- [Supplied entries]:
= = = = =

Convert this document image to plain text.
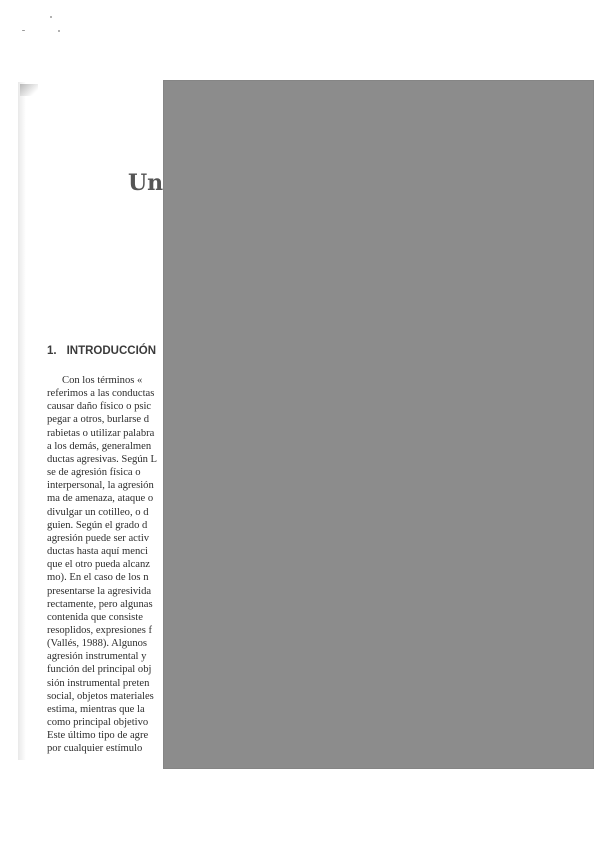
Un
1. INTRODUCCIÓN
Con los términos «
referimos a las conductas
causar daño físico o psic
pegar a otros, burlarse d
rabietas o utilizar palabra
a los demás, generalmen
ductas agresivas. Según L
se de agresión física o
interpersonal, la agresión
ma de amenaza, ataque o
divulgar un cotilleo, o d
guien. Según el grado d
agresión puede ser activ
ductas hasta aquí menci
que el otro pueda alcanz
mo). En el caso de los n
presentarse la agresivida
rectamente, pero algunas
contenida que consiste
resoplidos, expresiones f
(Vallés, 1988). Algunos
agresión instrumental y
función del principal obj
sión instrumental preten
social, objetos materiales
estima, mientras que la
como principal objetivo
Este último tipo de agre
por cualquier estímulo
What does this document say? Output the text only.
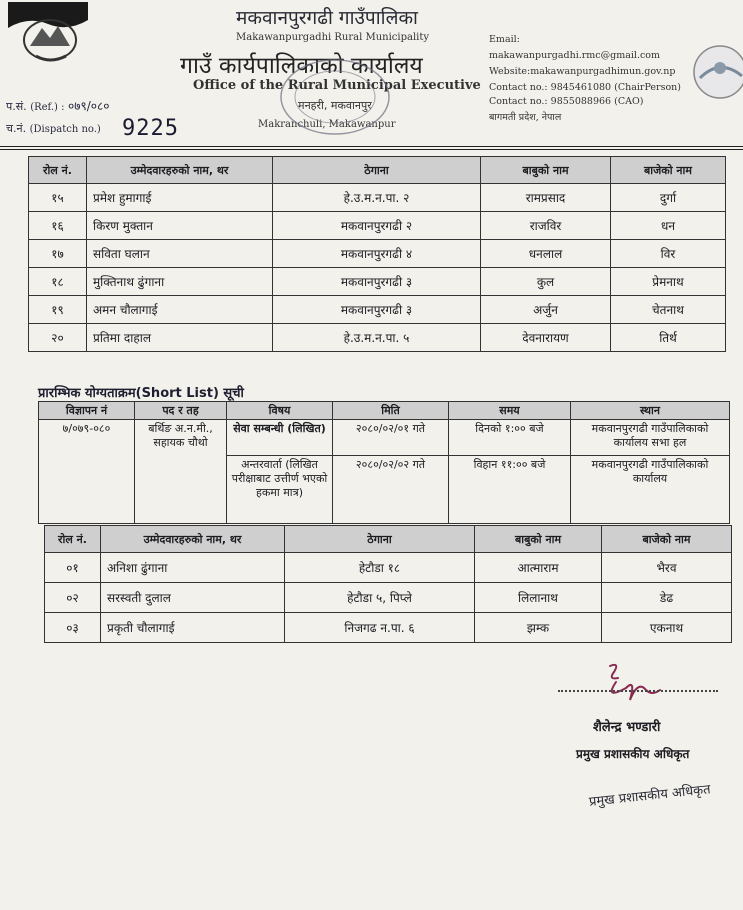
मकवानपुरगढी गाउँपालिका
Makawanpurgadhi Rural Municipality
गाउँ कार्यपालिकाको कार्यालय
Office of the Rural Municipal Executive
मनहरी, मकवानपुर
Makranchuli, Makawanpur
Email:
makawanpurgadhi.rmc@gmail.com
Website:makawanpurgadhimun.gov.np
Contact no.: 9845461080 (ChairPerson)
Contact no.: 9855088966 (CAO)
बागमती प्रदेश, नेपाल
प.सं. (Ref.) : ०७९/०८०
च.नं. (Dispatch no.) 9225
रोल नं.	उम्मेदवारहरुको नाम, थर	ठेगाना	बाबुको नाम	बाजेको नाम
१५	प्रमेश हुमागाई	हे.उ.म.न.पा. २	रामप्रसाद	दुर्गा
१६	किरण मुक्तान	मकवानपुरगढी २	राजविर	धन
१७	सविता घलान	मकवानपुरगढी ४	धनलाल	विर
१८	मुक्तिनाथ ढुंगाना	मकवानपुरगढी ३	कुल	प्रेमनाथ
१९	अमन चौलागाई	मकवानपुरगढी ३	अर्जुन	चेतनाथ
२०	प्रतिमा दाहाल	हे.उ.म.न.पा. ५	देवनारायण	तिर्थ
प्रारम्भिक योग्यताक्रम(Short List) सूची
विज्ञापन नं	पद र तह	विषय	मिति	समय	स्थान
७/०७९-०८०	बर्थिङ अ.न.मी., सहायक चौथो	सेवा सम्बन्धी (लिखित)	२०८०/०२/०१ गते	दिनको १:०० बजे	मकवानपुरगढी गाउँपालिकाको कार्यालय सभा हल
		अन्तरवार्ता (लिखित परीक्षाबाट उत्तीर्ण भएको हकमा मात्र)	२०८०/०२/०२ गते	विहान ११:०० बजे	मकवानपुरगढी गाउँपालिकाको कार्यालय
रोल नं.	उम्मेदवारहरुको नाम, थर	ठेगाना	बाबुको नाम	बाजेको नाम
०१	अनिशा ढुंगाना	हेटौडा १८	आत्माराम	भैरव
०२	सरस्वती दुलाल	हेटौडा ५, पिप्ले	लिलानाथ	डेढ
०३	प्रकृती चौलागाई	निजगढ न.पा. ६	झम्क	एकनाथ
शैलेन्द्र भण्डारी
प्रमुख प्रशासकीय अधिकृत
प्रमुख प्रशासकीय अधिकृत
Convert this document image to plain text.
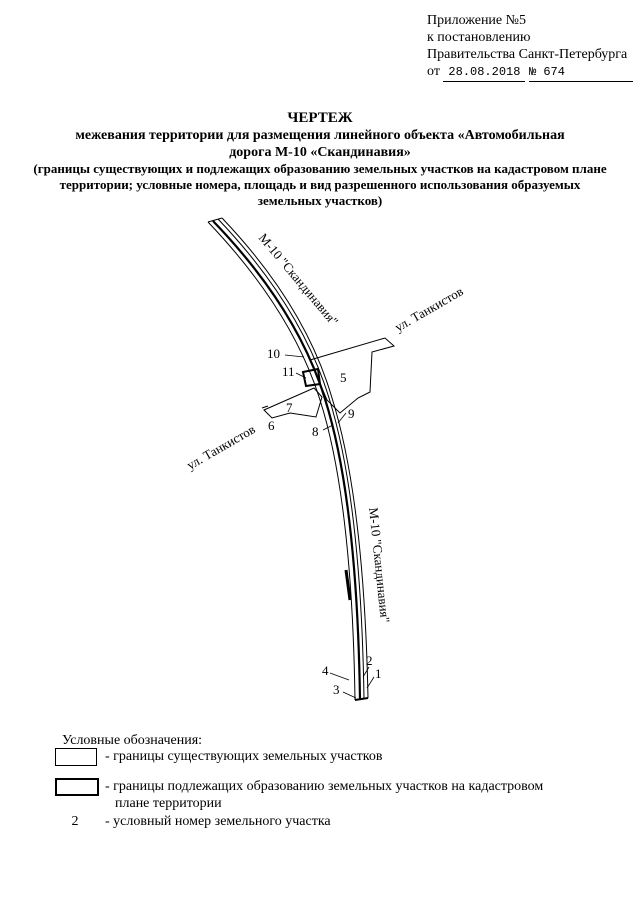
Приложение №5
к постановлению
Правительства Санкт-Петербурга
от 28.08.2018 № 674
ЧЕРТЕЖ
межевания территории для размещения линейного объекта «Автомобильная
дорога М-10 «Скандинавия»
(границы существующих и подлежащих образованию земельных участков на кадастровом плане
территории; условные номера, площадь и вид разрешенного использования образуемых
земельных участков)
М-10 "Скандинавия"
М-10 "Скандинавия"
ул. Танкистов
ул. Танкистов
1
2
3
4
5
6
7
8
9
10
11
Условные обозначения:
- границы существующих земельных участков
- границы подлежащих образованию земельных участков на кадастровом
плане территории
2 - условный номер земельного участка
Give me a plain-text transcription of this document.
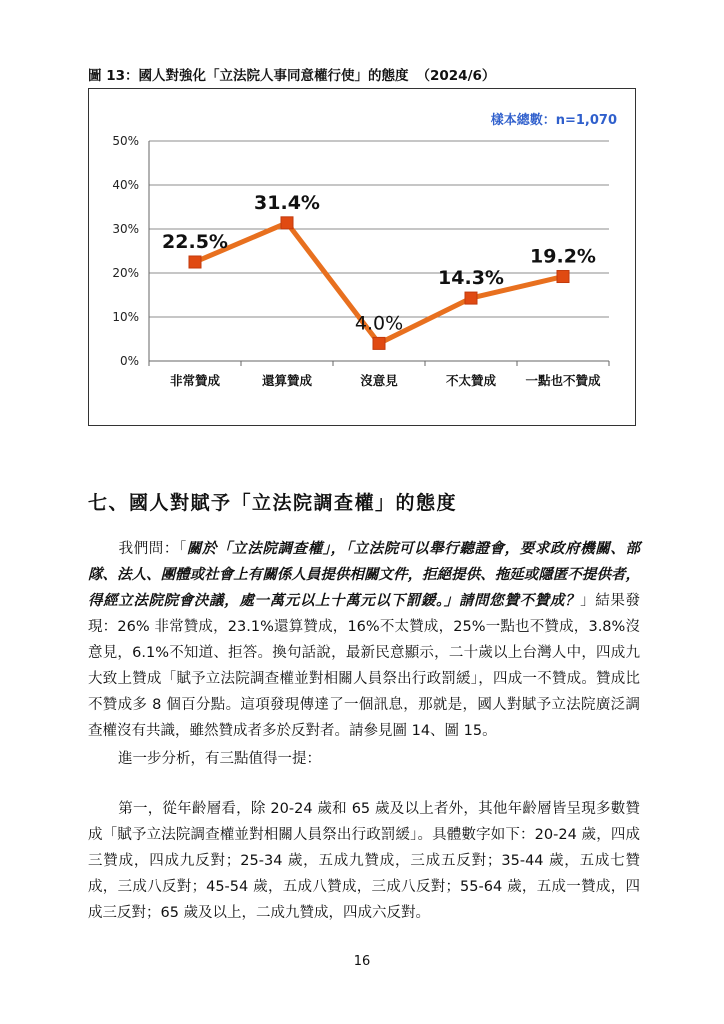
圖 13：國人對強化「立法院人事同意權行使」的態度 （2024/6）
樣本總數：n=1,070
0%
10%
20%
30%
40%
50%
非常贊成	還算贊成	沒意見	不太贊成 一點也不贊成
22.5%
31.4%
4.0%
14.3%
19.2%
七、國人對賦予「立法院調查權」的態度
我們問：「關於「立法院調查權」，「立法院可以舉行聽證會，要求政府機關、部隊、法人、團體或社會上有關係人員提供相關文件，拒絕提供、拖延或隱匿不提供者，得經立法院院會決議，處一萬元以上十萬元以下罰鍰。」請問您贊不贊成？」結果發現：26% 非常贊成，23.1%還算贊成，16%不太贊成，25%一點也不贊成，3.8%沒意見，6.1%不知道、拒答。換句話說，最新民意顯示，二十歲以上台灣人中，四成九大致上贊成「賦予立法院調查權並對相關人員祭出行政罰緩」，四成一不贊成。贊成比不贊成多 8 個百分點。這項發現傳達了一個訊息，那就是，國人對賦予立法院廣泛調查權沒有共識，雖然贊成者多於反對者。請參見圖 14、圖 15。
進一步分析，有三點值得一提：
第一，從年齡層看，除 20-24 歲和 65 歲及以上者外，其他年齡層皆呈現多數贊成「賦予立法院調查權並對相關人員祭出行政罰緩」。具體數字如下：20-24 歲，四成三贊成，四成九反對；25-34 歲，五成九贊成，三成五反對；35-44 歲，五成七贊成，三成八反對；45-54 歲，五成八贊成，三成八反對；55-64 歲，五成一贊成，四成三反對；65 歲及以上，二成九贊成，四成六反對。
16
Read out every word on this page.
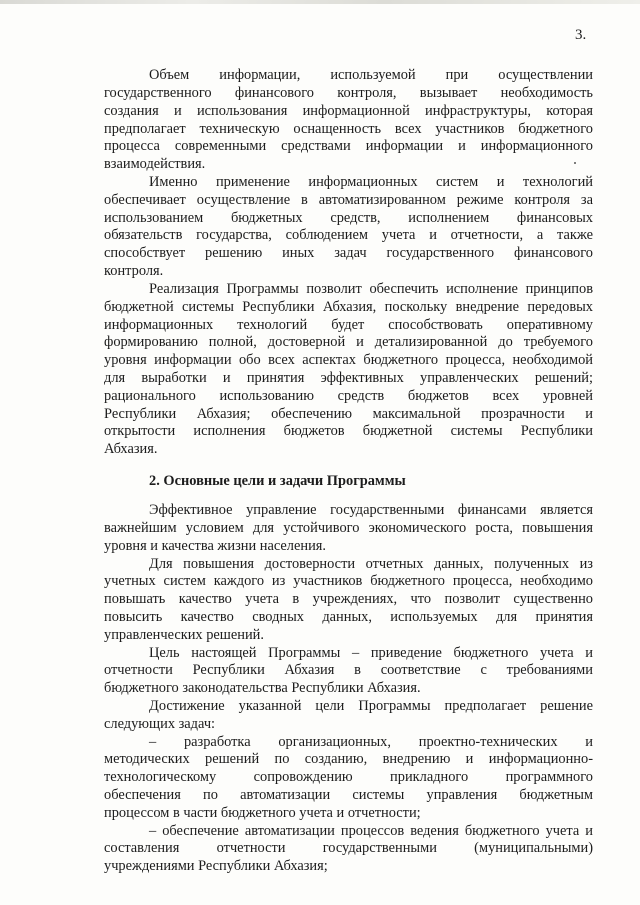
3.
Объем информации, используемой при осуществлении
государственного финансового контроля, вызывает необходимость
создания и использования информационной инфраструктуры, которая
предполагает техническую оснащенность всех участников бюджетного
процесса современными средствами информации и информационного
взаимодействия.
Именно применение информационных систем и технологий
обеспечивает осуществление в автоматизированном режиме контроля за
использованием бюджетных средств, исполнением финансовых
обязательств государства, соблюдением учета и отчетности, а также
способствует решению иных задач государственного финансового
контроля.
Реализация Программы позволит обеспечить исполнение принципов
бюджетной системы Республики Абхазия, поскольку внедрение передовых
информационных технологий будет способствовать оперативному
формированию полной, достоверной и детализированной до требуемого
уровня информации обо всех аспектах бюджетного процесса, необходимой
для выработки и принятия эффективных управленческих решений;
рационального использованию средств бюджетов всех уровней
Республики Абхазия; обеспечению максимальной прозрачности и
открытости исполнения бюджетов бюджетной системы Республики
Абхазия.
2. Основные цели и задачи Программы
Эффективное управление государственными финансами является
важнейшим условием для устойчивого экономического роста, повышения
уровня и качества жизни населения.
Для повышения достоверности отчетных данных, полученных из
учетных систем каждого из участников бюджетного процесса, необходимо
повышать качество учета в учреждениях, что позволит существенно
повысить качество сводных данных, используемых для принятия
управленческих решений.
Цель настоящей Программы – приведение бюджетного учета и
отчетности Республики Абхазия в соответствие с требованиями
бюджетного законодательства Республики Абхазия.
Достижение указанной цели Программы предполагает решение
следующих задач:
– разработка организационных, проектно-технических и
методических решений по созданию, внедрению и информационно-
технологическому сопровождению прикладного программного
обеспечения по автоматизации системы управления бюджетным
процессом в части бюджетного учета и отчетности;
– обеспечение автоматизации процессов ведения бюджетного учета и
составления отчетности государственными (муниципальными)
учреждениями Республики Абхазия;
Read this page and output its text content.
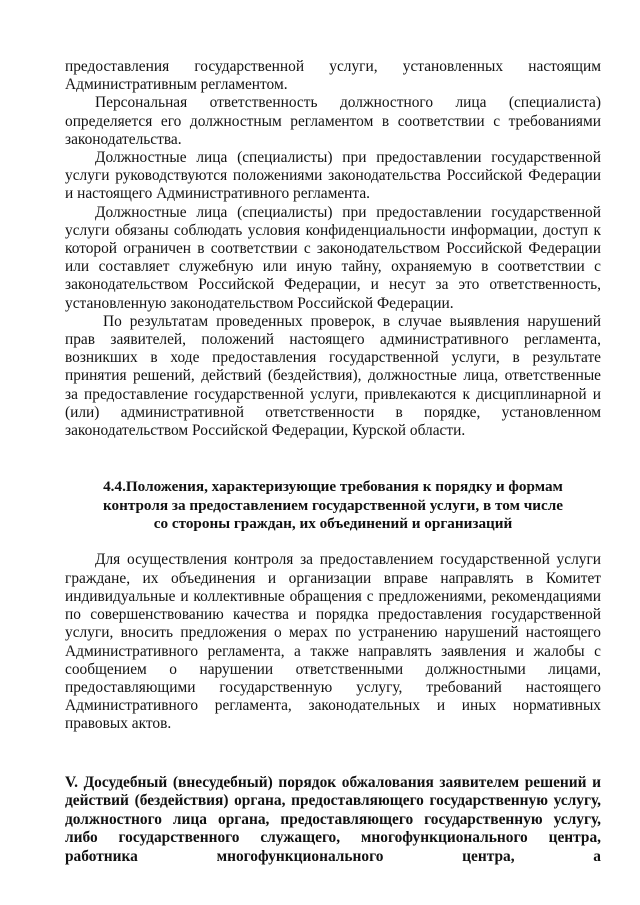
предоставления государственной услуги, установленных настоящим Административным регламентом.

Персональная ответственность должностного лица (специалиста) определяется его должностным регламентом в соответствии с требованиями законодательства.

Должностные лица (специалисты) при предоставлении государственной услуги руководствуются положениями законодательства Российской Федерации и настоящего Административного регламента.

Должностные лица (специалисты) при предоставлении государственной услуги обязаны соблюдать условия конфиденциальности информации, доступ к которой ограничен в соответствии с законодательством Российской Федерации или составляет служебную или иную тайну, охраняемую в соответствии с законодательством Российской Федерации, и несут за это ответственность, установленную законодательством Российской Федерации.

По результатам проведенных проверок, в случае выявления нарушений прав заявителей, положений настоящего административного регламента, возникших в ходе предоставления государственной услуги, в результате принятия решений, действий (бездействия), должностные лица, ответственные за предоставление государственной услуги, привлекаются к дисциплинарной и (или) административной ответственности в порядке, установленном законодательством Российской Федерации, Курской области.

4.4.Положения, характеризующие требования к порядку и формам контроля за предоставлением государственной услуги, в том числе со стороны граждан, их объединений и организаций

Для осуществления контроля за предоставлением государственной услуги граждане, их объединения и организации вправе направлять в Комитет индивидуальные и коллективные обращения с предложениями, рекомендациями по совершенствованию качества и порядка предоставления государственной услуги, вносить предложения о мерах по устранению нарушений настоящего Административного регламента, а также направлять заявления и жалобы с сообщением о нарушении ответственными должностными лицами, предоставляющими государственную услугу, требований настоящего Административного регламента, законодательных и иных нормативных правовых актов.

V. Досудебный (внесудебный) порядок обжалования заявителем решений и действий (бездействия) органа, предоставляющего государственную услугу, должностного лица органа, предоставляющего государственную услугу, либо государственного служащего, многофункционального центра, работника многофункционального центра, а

= = = = =

Identify the lines above that contain the word "一點也不贊成", then copy them.

- [The result]:
非常贊成	還算贊成	沒意見	不太贊成 一點也不贊成
我們問：「關於「立法院調查權」，「立法院可以舉行聽證會，要求政府機關、部隊、法人、團體或社會上有關係人員提供相關文件，拒絕提供、拖延或隱匿不提供者，得經立法院院會決議，處一萬元以上十萬元以下罰鍰。」請問您贊不贊成？」結果發現：26% 非常贊成，23.1%還算贊成，16%不太贊成，25%一點也不贊成，3.8%沒意見，6.1%不知道、拒答。換句話說，最新民意顯示，二十歲以上台灣人中，四成九大致上贊成「賦予立法院調查權並對相關人員祭出行政罰緩」，四成一不贊成。贊成比不贊成多 8 個百分點。這項發現傳達了一個訊息，那就是，國人對賦予立法院廣泛調查權沒有共識，雖然贊成者多於反對者。請參見圖 14、圖 15。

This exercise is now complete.